** START OF Supplied records **

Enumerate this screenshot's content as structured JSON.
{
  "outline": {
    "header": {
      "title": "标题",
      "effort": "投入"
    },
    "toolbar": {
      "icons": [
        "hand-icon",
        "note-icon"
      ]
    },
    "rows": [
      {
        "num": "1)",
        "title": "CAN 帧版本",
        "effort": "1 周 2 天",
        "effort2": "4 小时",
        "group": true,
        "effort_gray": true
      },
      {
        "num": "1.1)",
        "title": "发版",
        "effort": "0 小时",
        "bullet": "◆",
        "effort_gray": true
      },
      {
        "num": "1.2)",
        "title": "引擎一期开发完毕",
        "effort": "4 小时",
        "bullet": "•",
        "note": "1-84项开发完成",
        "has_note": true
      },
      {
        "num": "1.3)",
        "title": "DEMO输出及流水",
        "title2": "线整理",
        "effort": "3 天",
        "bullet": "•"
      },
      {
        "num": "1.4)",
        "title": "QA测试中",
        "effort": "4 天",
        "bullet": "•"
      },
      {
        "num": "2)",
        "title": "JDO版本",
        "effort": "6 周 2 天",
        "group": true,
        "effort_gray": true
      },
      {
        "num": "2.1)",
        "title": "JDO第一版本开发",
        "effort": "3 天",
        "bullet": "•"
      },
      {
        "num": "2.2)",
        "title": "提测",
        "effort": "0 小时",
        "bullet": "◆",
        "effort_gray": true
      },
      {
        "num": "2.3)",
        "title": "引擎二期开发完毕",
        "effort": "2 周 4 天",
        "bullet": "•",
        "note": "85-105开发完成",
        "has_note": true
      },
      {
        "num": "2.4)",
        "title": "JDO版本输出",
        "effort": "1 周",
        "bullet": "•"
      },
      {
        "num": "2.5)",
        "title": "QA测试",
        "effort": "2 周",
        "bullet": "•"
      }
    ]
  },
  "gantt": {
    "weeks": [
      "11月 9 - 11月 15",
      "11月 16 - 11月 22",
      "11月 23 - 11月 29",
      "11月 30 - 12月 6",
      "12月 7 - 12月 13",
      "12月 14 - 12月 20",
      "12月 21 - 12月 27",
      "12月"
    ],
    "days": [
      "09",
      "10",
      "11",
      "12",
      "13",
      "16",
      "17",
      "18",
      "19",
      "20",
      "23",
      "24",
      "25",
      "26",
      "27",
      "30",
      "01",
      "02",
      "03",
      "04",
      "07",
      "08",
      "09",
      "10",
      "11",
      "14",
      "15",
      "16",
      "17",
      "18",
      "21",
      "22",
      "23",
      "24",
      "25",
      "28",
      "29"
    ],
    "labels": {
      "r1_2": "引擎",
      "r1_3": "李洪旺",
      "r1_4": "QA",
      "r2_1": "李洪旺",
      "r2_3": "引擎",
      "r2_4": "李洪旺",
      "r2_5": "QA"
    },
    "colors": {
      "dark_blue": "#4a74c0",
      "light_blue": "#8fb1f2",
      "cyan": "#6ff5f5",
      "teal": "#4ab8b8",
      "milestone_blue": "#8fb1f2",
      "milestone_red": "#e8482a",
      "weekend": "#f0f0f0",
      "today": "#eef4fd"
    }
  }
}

** END OF Supplied records **

What the task requires
Give the listing above again, word for word.

Task output
Enumerate this screenshot's content as structured JSON.
{
  "outline": {
    "header": {
      "title": "标题",
      "effort": "投入"
    },
    "toolbar": {
      "icons": [
        "hand-icon",
        "note-icon"
      ]
    },
    "rows": [
      {
        "num": "1)",
        "title": "CAN 帧版本",
        "effort": "1 周 2 天",
        "effort2": "4 小时",
        "group": true,
        "effort_gray": true
      },
      {
        "num": "1.1)",
        "title": "发版",
        "effort": "0 小时",
        "bullet": "◆",
        "effort_gray": true
      },
      {
        "num": "1.2)",
        "title": "引擎一期开发完毕",
        "effort": "4 小时",
        "bullet": "•",
        "note": "1-84项开发完成",
        "has_note": true
      },
      {
        "num": "1.3)",
        "title": "DEMO输出及流水",
        "title2": "线整理",
        "effort": "3 天",
        "bullet": "•"
      },
      {
        "num": "1.4)",
        "title": "QA测试中",
        "effort": "4 天",
        "bullet": "•"
      },
      {
        "num": "2)",
        "title": "JDO版本",
        "effort": "6 周 2 天",
        "group": true,
        "effort_gray": true
      },
      {
        "num": "2.1)",
        "title": "JDO第一版本开发",
        "effort": "3 天",
        "bullet": "•"
      },
      {
        "num": "2.2)",
        "title": "提测",
        "effort": "0 小时",
        "bullet": "◆",
        "effort_gray": true
      },
      {
        "num": "2.3)",
        "title": "引擎二期开发完毕",
        "effort": "2 周 4 天",
        "bullet": "•",
        "note": "85-105开发完成",
        "has_note": true
      },
      {
        "num": "2.4)",
        "title": "JDO版本输出",
        "effort": "1 周",
        "bullet": "•"
      },
      {
        "num": "2.5)",
        "title": "QA测试",
        "effort": "2 周",
        "bullet": "•"
      }
    ]
  },
  "gantt": {
    "weeks": [
      "11月 9 - 11月 15",
      "11月 16 - 11月 22",
      "11月 23 - 11月 29",
      "11月 30 - 12月 6",
      "12月 7 - 12月 13",
      "12月 14 - 12月 20",
      "12月 21 - 12月 27",
      "12月"
    ],
    "days": [
      "09",
      "10",
      "11",
      "12",
      "13",
      "16",
      "17",
      "18",
      "19",
      "20",
      "23",
      "24",
      "25",
      "26",
      "27",
      "30",
      "01",
      "02",
      "03",
      "04",
      "07",
      "08",
      "09",
      "10",
      "11",
      "14",
      "15",
      "16",
      "17",
      "18",
      "21",
      "22",
      "23",
      "24",
      "25",
      "28",
      "29"
    ],
    "labels": {
      "r1_2": "引擎",
      "r1_3": "李洪旺",
      "r1_4": "QA",
      "r2_1": "李洪旺",
      "r2_3": "引擎",
      "r2_4": "李洪旺",
      "r2_5": "QA"
    },
    "colors": {
      "dark_blue": "#4a74c0",
      "light_blue": "#8fb1f2",
      "cyan": "#6ff5f5",
      "teal": "#4ab8b8",
      "milestone_blue": "#8fb1f2",
      "milestone_red": "#e8482a",
      "weekend": "#f0f0f0",
      "today": "#eef4fd"
    }
  }
}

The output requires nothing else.